EXTRACTED RECORDS -
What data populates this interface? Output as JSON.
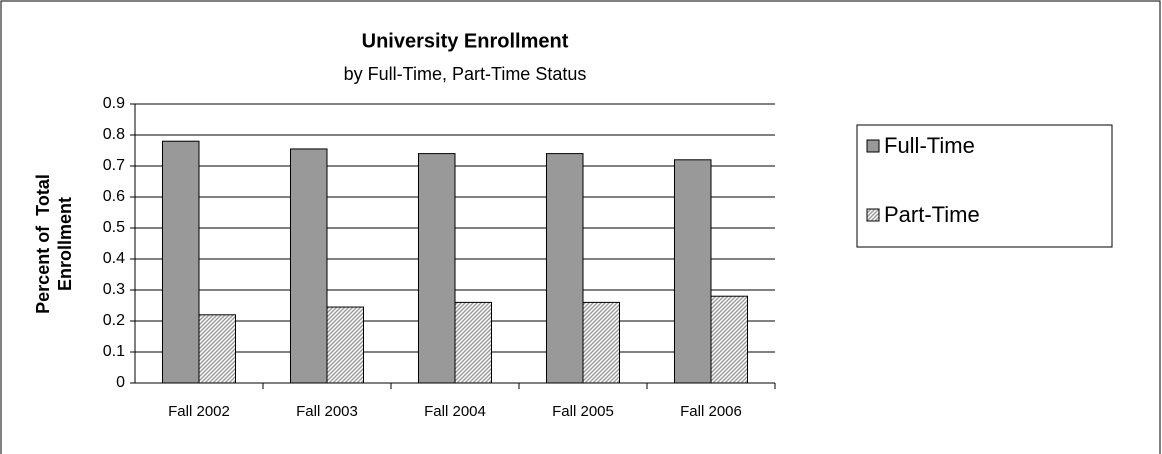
{
  "chart_data": {
    "type": "bar",
    "title": "University Enrollment",
    "subtitle": "by Full-Time, Part-Time Status",
    "y_label": "Percent of  Total Enrollment",
    "categories": [
      "Fall 2002",
      "Fall 2003",
      "Fall 2004",
      "Fall 2005",
      "Fall 2006"
    ],
    "series": [
      {
        "name": "Full-Time",
        "color": "#999999",
        "values": [
          0.78,
          0.755,
          0.74,
          0.74,
          0.72
        ]
      },
      {
        "name": "Part-Time",
        "color": "#999999",
        "hatch": true,
        "values": [
          0.22,
          0.245,
          0.26,
          0.26,
          0.28
        ]
      }
    ],
    "ylim": [
      0,
      0.9
    ],
    "yticks": [
      0,
      0.1,
      0.2,
      0.3,
      0.4,
      0.5,
      0.6,
      0.7,
      0.8,
      0.9
    ],
    "grid": true,
    "legend": "right"
  }
}
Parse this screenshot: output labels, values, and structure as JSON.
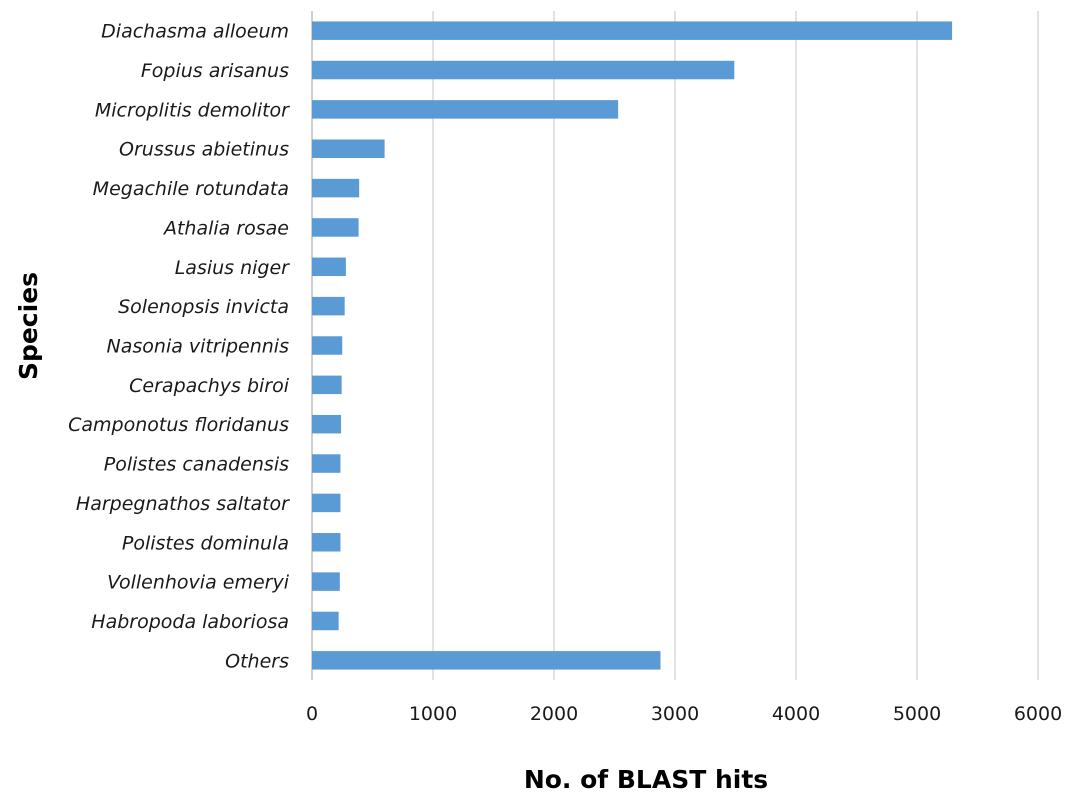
{
  "chart_data": {
    "type": "bar",
    "orientation": "horizontal",
    "categories": [
      "Diachasma alloeum",
      "Fopius arisanus",
      "Microplitis demolitor",
      "Orussus abietinus",
      "Megachile rotundata",
      "Athalia rosae",
      "Lasius niger",
      "Solenopsis invicta",
      "Nasonia vitripennis",
      "Cerapachys biroi",
      "Camponotus floridanus",
      "Polistes canadensis",
      "Harpegnathos saltator",
      "Polistes dominula",
      "Vollenhovia emeryi",
      "Habropoda laboriosa",
      "Others"
    ],
    "values": [
      5290,
      3490,
      2530,
      600,
      390,
      385,
      280,
      270,
      250,
      245,
      240,
      235,
      235,
      235,
      230,
      220,
      2880
    ],
    "xlabel": "No. of BLAST hits",
    "ylabel": "Species",
    "xlim": [
      0,
      6000
    ],
    "xticks": [
      "0",
      "1000",
      "2000",
      "3000",
      "4000",
      "5000",
      "6000"
    ],
    "grid": "vertical",
    "bar_color": "#5b9bd5"
  }
}
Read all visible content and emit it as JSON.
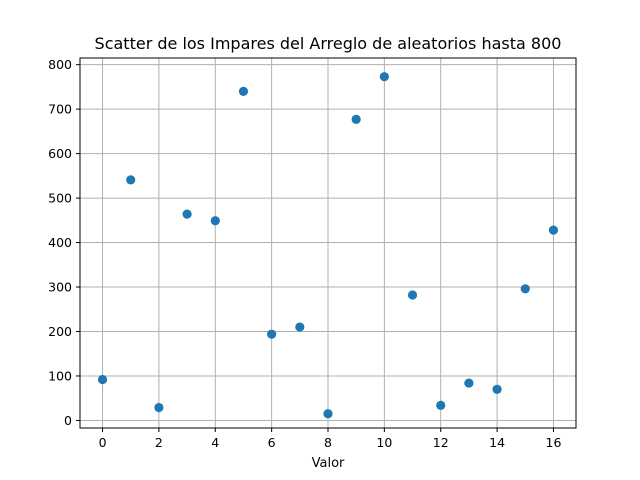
{
  "chart_data": {
    "type": "scatter",
    "title": "Scatter de los Impares del Arreglo de aleatorios hasta 800",
    "xlabel": "Valor",
    "ylabel": "",
    "xlim": [
      -0.8,
      16.8
    ],
    "ylim": [
      -17,
      815
    ],
    "xticks": [
      0,
      2,
      4,
      6,
      8,
      10,
      12,
      14,
      16
    ],
    "yticks": [
      0,
      100,
      200,
      300,
      400,
      500,
      600,
      700,
      800
    ],
    "grid": true,
    "marker_color": "#1f77b4",
    "points": [
      {
        "x": 0,
        "y": 92
      },
      {
        "x": 1,
        "y": 541
      },
      {
        "x": 2,
        "y": 29
      },
      {
        "x": 3,
        "y": 464
      },
      {
        "x": 4,
        "y": 449
      },
      {
        "x": 5,
        "y": 740
      },
      {
        "x": 6,
        "y": 194
      },
      {
        "x": 7,
        "y": 210
      },
      {
        "x": 8,
        "y": 15
      },
      {
        "x": 9,
        "y": 677
      },
      {
        "x": 10,
        "y": 773
      },
      {
        "x": 11,
        "y": 282
      },
      {
        "x": 12,
        "y": 34
      },
      {
        "x": 13,
        "y": 84
      },
      {
        "x": 14,
        "y": 70
      },
      {
        "x": 15,
        "y": 296
      },
      {
        "x": 16,
        "y": 428
      }
    ]
  }
}
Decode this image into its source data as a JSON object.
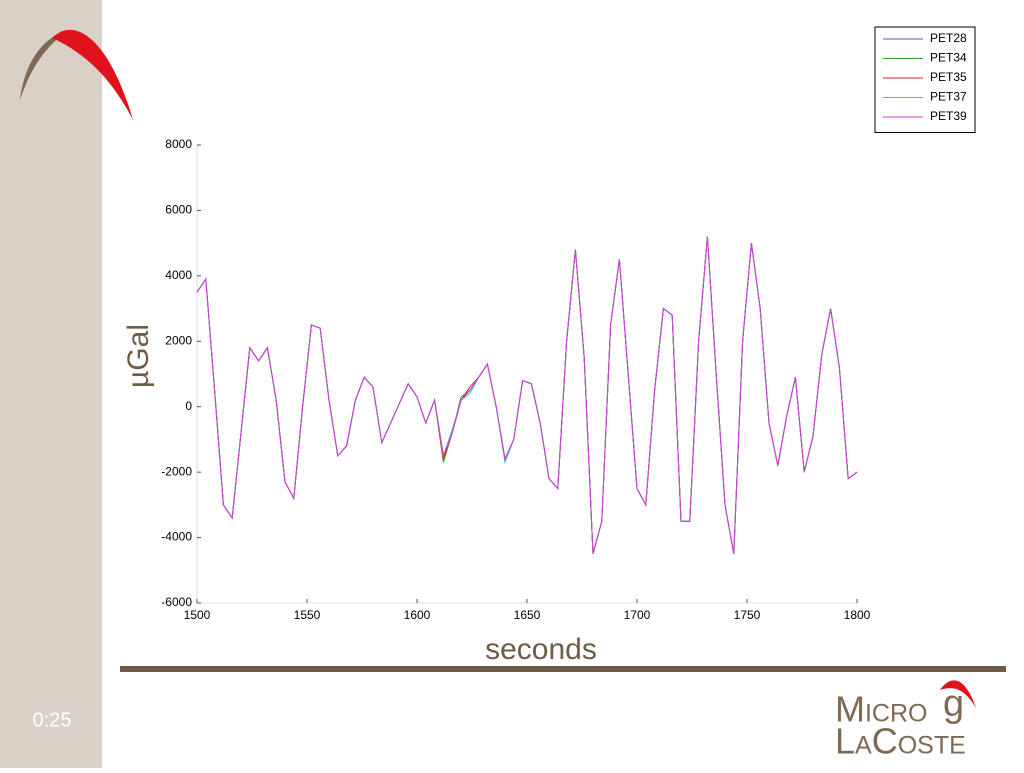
{
  "slide": {
    "timer": "0:25",
    "logo": {
      "top": "Micro",
      "g": "g",
      "bottom": "LaCoste"
    }
  },
  "chart_data": {
    "type": "line",
    "xlabel": "seconds",
    "ylabel": "µGal",
    "x": [
      1500,
      1504,
      1508,
      1512,
      1516,
      1520,
      1524,
      1528,
      1532,
      1536,
      1540,
      1544,
      1548,
      1552,
      1556,
      1560,
      1564,
      1568,
      1572,
      1576,
      1580,
      1584,
      1588,
      1592,
      1596,
      1600,
      1604,
      1608,
      1612,
      1616,
      1620,
      1624,
      1628,
      1632,
      1636,
      1640,
      1644,
      1648,
      1652,
      1656,
      1660,
      1664,
      1668,
      1672,
      1676,
      1680,
      1684,
      1688,
      1692,
      1696,
      1700,
      1704,
      1708,
      1712,
      1716,
      1720,
      1724,
      1728,
      1732,
      1736,
      1740,
      1744,
      1748,
      1752,
      1756,
      1760,
      1764,
      1768,
      1772,
      1776,
      1780,
      1784,
      1788,
      1792,
      1796,
      1800
    ],
    "series": [
      {
        "name": "PET28",
        "color": "#5a5ab4",
        "values": [
          3500,
          3900,
          500,
          -3000,
          -3400,
          -800,
          1800,
          1400,
          1800,
          200,
          -2300,
          -2800,
          0,
          2500,
          2400,
          200,
          -1500,
          -1200,
          200,
          900,
          600,
          -1100,
          -500,
          100,
          700,
          300,
          -500,
          200,
          -1500,
          -800,
          200,
          500,
          900,
          1300,
          0,
          -1600,
          -1000,
          800,
          700,
          -500,
          -2200,
          -2500,
          2000,
          4800,
          1500,
          -4500,
          -3500,
          2500,
          4500,
          1000,
          -2500,
          -3000,
          500,
          3000,
          2800,
          -3500,
          -3500,
          2000,
          5200,
          1000,
          -3000,
          -4500,
          2000,
          5000,
          3000,
          -500,
          -1800,
          -300,
          900,
          -2000,
          -900,
          1600,
          3000,
          1200,
          -2200,
          -2000
        ]
      },
      {
        "name": "PET34",
        "color": "#2ca02c",
        "values": [
          3500,
          3900,
          500,
          -3000,
          -3400,
          -800,
          1800,
          1400,
          1800,
          200,
          -2300,
          -2800,
          0,
          2500,
          2400,
          200,
          -1500,
          -1200,
          200,
          900,
          600,
          -1100,
          -500,
          100,
          700,
          300,
          -500,
          200,
          -1700,
          -800,
          300,
          500,
          900,
          1300,
          0,
          -1600,
          -1000,
          800,
          700,
          -500,
          -2200,
          -2500,
          2000,
          4800,
          1500,
          -4500,
          -3500,
          2500,
          4500,
          1000,
          -2500,
          -3000,
          500,
          3000,
          2800,
          -3500,
          -3500,
          2000,
          5200,
          1000,
          -3000,
          -4500,
          2000,
          5000,
          3000,
          -500,
          -1800,
          -300,
          900,
          -2000,
          -900,
          1600,
          3000,
          1200,
          -2200,
          -2000
        ]
      },
      {
        "name": "PET35",
        "color": "#e02020",
        "values": [
          3500,
          3900,
          500,
          -3000,
          -3400,
          -800,
          1800,
          1400,
          1800,
          200,
          -2300,
          -2800,
          0,
          2500,
          2400,
          200,
          -1500,
          -1200,
          200,
          900,
          600,
          -1100,
          -500,
          100,
          700,
          300,
          -500,
          200,
          -1600,
          -800,
          200,
          600,
          900,
          1300,
          0,
          -1600,
          -1000,
          800,
          700,
          -500,
          -2200,
          -2500,
          2000,
          4800,
          1500,
          -4500,
          -3500,
          2500,
          4500,
          1000,
          -2500,
          -3000,
          500,
          3000,
          2800,
          -3500,
          -3500,
          2000,
          5200,
          1000,
          -3000,
          -4500,
          2000,
          5000,
          3000,
          -500,
          -1800,
          -300,
          900,
          -2000,
          -900,
          1600,
          3000,
          1200,
          -2200,
          -2000
        ]
      },
      {
        "name": "PET37",
        "color": "#30c0d0",
        "values": [
          3500,
          3900,
          500,
          -3000,
          -3400,
          -800,
          1800,
          1400,
          1800,
          200,
          -2300,
          -2800,
          0,
          2500,
          2400,
          200,
          -1500,
          -1200,
          200,
          900,
          600,
          -1100,
          -500,
          100,
          700,
          300,
          -500,
          200,
          -1500,
          -700,
          200,
          400,
          900,
          1300,
          0,
          -1700,
          -1000,
          800,
          700,
          -500,
          -2200,
          -2500,
          2000,
          4800,
          1500,
          -4500,
          -3500,
          2500,
          4500,
          1000,
          -2500,
          -3000,
          500,
          3000,
          2800,
          -3500,
          -3500,
          2000,
          5200,
          1000,
          -3000,
          -4500,
          2000,
          5000,
          3000,
          -500,
          -1800,
          -300,
          900,
          -2000,
          -900,
          1600,
          3000,
          1200,
          -2200,
          -2000
        ]
      },
      {
        "name": "PET39",
        "color": "#d040d0",
        "values": [
          3500,
          3900,
          500,
          -3000,
          -3400,
          -800,
          1800,
          1400,
          1800,
          200,
          -2300,
          -2800,
          0,
          2500,
          2400,
          200,
          -1500,
          -1200,
          200,
          900,
          600,
          -1100,
          -500,
          100,
          700,
          300,
          -500,
          200,
          -1500,
          -800,
          200,
          500,
          900,
          1300,
          0,
          -1600,
          -1000,
          800,
          700,
          -500,
          -2200,
          -2500,
          2000,
          4800,
          1500,
          -4500,
          -3500,
          2500,
          4500,
          1000,
          -2500,
          -3000,
          500,
          3000,
          2800,
          -3500,
          -3500,
          2000,
          5200,
          1000,
          -3000,
          -4500,
          2000,
          5000,
          3000,
          -500,
          -1800,
          -300,
          900,
          -2000,
          -900,
          1600,
          3000,
          1200,
          -2200,
          -2000
        ]
      }
    ],
    "xlim": [
      1500,
      1800
    ],
    "xticks": [
      1500,
      1550,
      1600,
      1650,
      1700,
      1750,
      1800
    ],
    "ylim": [
      -6000,
      8000
    ],
    "yticks": [
      -6000,
      -4000,
      -2000,
      0,
      2000,
      4000,
      6000,
      8000
    ],
    "grid": false,
    "legend": "upper right"
  }
}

JOB - Find the word "xlabel" in the data and show each line that holds it.

RESPONSE TO THIS TASK -
    "xlabel": "No. of BLAST hits",
    "xlabel": "Valor",
    "xlabel": "seconds",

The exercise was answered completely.